▶ [Exercise brief] Select lines where the word "xlabel" appears.

▶ [Material for this task]
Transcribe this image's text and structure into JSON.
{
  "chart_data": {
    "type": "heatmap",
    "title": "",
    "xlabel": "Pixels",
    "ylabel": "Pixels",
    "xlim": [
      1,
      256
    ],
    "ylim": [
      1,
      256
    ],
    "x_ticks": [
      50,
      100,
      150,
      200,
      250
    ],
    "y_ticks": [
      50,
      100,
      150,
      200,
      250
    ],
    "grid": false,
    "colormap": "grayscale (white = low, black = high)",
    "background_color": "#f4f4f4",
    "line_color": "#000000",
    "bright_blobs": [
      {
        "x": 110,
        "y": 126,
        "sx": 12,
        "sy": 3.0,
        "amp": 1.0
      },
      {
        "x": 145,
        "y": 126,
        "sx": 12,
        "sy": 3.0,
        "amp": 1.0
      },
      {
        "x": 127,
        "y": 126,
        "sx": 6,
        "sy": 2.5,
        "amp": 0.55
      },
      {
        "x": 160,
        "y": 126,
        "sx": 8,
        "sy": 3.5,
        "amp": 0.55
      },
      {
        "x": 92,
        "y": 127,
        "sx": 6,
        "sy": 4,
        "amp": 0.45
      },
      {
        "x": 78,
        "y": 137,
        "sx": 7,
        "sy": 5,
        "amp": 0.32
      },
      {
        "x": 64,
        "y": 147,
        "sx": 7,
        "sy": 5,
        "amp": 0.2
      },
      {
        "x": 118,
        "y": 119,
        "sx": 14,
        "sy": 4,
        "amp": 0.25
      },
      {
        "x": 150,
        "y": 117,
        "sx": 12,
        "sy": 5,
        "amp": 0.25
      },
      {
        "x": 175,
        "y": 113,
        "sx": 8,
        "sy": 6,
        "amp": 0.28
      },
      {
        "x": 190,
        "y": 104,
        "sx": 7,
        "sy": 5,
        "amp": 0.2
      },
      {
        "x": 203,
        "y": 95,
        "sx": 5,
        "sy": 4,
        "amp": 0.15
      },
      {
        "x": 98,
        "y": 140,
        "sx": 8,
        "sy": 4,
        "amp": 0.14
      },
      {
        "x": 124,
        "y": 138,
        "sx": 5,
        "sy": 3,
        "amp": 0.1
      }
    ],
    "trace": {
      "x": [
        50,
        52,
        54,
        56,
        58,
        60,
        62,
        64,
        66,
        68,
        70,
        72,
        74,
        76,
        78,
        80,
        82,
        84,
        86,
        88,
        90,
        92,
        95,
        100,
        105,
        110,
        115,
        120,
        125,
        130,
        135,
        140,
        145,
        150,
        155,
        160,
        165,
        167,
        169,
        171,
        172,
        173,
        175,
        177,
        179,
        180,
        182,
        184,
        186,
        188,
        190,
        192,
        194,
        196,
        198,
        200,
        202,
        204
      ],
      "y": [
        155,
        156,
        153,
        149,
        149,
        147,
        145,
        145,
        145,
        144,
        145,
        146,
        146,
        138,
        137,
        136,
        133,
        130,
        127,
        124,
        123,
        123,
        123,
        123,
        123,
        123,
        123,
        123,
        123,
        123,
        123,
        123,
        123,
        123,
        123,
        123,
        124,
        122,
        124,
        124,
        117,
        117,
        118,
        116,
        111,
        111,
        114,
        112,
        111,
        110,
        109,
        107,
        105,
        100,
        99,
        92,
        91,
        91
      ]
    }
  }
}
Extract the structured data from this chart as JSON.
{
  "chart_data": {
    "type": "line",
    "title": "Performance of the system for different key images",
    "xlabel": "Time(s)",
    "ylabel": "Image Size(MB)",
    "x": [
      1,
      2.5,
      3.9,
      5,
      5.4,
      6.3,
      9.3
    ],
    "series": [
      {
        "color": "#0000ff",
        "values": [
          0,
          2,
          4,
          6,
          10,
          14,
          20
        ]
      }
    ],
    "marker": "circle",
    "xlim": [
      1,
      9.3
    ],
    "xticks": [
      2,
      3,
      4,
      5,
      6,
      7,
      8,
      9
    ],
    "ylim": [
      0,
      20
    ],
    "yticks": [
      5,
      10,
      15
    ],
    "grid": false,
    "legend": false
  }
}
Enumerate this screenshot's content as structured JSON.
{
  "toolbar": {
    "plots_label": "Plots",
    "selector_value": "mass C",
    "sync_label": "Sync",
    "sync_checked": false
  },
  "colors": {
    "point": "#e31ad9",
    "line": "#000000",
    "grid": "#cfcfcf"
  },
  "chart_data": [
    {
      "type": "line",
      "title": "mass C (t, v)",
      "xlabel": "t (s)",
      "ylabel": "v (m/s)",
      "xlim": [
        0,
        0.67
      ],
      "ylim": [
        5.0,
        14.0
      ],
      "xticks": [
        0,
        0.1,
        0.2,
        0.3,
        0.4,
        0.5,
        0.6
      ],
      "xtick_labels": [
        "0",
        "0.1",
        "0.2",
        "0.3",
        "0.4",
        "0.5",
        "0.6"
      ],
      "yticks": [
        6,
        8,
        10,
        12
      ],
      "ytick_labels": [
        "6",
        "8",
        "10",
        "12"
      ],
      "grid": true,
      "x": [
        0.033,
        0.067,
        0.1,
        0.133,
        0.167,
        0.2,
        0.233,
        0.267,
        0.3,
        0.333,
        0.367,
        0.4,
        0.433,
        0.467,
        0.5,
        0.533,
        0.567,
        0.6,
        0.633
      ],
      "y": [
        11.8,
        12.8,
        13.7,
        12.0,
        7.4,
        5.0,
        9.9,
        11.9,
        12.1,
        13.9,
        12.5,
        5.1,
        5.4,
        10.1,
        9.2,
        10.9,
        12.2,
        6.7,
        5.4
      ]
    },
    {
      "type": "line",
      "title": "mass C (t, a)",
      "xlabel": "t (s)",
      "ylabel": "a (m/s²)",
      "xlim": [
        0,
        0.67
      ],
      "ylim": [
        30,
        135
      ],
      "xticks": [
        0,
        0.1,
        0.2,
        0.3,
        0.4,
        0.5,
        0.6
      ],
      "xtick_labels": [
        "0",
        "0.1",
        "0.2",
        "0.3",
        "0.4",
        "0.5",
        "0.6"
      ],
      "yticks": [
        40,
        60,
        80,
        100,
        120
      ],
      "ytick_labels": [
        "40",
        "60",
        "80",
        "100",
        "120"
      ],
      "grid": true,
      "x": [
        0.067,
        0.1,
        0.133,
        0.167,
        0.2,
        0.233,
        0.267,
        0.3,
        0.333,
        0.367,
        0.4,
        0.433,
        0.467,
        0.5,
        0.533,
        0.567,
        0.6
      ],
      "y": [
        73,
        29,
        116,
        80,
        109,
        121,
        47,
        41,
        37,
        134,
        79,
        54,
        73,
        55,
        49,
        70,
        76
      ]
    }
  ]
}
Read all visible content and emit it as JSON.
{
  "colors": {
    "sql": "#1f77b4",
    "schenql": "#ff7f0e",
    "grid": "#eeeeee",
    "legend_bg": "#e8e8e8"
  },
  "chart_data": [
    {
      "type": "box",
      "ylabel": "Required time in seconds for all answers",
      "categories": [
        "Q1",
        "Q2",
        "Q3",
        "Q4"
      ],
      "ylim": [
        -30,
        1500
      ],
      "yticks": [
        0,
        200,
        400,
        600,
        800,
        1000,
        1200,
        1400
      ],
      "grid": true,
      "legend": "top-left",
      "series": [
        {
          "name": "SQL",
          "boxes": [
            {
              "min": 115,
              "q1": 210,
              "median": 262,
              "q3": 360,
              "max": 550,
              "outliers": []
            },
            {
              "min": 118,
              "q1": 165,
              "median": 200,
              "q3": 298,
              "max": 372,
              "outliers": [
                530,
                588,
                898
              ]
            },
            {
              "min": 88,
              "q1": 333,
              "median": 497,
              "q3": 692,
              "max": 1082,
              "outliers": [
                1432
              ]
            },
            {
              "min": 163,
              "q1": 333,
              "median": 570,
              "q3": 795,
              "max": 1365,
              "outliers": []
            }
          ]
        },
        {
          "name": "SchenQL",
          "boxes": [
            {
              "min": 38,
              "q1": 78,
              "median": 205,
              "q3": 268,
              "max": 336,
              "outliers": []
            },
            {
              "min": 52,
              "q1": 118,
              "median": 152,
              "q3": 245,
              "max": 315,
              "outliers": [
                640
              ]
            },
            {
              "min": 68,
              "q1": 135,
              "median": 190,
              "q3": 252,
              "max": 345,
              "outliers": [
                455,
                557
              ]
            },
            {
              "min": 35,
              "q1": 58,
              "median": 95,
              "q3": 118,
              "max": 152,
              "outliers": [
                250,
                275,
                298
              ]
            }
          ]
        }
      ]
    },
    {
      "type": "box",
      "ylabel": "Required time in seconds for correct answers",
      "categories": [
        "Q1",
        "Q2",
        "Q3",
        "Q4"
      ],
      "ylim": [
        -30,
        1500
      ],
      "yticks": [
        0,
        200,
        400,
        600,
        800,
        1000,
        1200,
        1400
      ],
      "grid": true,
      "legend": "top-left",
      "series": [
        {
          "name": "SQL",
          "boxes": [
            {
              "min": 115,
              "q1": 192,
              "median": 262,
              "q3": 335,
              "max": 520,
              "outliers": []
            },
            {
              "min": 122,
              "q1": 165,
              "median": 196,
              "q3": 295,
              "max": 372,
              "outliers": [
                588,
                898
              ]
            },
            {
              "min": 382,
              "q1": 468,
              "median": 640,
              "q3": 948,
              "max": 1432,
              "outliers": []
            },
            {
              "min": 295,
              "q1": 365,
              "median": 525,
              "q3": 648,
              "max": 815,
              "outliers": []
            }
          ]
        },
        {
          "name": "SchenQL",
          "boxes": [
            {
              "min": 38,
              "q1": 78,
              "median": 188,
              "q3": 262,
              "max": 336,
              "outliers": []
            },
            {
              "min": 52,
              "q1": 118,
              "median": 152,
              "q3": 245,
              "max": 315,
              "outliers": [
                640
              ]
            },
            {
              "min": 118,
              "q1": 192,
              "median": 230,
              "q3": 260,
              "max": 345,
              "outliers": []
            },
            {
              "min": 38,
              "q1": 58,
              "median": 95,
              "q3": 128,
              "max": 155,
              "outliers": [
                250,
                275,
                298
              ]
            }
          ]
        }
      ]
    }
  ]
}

▶ [The completed task]
    "xlabel": "Pixels",
    "xlabel": "Time(s)",
      "xlabel": "t (s)",
      "xlabel": "t (s)",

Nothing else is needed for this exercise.